To do – In the records that follow, locate every line with "position" and extract it.

▬▬▬▬▬▬

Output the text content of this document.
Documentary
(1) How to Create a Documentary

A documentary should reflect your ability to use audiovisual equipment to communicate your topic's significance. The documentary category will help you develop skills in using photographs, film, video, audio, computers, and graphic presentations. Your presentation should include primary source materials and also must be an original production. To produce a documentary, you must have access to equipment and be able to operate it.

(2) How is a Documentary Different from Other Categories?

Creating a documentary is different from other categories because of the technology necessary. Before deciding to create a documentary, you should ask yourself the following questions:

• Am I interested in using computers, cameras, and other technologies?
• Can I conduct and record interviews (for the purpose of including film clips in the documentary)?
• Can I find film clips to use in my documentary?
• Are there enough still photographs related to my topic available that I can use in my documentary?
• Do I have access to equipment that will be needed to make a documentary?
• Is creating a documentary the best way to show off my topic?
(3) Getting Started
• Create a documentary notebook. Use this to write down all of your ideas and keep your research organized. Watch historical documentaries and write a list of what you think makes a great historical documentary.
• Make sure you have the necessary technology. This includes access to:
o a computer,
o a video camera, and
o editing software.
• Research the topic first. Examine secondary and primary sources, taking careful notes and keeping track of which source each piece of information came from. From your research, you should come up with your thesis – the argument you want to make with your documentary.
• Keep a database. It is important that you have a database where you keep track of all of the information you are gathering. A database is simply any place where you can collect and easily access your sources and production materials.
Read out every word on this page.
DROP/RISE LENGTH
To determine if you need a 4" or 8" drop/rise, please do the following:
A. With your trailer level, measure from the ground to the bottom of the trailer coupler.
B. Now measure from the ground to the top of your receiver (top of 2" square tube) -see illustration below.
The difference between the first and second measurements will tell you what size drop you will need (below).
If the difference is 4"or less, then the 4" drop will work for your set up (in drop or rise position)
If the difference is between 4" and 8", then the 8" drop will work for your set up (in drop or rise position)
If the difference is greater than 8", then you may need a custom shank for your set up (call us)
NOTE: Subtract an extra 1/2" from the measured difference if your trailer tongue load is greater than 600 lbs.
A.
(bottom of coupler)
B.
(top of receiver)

▬▬▬▬▬▬

Answer to this exercise –
If the difference is 4"or less, then the 4" drop will work for your set up (in drop or rise position)
If the difference is between 4" and 8", then the 8" drop will work for your set up (in drop or rise position)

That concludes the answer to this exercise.